§ **Collected data entries**
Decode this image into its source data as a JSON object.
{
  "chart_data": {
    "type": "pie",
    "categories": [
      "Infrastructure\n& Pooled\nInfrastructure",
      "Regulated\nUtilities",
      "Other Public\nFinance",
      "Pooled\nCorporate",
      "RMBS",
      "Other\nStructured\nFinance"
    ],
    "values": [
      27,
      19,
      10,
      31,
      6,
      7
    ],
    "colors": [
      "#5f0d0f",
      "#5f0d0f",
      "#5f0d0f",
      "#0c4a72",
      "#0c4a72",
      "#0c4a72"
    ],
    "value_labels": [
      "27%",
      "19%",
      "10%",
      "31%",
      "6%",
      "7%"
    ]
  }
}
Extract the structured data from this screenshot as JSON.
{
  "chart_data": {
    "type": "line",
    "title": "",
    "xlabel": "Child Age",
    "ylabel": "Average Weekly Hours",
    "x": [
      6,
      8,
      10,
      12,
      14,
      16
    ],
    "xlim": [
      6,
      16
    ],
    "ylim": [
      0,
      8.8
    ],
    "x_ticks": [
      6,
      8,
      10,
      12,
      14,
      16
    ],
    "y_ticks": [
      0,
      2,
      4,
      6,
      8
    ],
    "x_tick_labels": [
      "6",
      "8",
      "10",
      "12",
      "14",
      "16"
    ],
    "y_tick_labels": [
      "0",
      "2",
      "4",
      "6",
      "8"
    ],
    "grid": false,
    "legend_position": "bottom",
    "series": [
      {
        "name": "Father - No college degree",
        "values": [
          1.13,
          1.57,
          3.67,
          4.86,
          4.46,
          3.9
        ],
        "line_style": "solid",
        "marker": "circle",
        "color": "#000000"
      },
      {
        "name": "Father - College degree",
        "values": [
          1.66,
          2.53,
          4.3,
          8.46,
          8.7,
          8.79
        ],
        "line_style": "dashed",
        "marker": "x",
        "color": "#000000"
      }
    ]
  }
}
--
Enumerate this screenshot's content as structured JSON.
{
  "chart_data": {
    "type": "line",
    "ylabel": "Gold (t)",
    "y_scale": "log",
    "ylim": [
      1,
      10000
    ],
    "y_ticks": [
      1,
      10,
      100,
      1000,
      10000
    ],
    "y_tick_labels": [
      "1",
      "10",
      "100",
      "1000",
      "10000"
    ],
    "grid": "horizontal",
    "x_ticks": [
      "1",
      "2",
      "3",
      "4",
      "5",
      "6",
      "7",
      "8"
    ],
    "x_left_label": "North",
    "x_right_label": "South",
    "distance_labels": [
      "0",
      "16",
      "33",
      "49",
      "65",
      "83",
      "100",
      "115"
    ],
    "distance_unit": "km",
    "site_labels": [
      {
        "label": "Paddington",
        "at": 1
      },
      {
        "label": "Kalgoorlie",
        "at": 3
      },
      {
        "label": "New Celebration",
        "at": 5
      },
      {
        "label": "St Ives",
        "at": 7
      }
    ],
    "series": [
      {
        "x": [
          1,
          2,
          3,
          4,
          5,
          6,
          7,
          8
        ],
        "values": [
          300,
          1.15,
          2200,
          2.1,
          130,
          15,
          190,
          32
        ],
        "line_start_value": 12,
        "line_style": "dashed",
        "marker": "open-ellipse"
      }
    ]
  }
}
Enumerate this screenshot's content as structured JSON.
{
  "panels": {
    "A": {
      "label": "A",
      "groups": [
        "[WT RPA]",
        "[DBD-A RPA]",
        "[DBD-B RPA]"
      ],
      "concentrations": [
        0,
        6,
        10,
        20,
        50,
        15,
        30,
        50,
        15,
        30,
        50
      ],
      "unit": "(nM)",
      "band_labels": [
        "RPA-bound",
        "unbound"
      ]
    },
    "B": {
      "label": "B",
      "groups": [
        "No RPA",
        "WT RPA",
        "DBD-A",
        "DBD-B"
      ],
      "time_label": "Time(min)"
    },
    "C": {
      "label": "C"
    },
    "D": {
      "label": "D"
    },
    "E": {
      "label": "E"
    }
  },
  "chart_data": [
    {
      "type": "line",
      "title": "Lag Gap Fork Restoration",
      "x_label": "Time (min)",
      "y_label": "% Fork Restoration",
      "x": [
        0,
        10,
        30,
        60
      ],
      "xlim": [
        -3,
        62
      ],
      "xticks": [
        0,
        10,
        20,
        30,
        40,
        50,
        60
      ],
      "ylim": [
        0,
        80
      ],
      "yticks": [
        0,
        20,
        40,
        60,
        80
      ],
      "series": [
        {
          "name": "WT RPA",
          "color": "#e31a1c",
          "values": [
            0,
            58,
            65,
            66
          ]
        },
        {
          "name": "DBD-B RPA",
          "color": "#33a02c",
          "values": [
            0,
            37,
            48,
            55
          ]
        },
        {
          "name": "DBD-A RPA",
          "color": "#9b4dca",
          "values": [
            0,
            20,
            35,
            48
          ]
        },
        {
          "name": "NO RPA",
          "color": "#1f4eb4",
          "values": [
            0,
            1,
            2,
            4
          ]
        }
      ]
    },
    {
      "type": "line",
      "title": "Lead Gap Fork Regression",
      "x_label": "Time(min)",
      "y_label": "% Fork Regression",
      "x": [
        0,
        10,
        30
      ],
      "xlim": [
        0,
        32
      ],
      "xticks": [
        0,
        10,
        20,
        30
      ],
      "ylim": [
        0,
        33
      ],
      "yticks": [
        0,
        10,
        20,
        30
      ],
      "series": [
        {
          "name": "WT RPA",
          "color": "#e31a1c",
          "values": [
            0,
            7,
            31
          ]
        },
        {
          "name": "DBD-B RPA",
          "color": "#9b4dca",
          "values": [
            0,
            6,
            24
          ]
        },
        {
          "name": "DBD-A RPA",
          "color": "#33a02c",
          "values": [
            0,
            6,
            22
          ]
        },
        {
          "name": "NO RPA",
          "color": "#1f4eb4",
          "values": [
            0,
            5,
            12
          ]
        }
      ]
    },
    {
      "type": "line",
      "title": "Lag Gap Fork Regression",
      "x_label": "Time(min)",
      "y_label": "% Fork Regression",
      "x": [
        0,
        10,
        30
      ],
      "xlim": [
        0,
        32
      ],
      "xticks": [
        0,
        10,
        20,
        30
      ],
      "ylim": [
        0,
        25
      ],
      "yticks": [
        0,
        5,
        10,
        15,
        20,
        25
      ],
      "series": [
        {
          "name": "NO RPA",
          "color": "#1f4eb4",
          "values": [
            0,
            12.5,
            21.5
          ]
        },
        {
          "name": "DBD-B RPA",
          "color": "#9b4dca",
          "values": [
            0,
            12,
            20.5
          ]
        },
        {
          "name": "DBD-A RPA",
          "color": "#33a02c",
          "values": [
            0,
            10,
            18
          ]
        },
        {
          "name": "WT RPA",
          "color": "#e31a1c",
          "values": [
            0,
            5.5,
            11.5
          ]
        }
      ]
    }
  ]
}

§ **What you are asked to do**
Looking at the data above, show all lines where the word "marker" occurs.

§ **The reply**
        "marker": "circle",
        "marker": "x",
        "marker": "open-ellipse"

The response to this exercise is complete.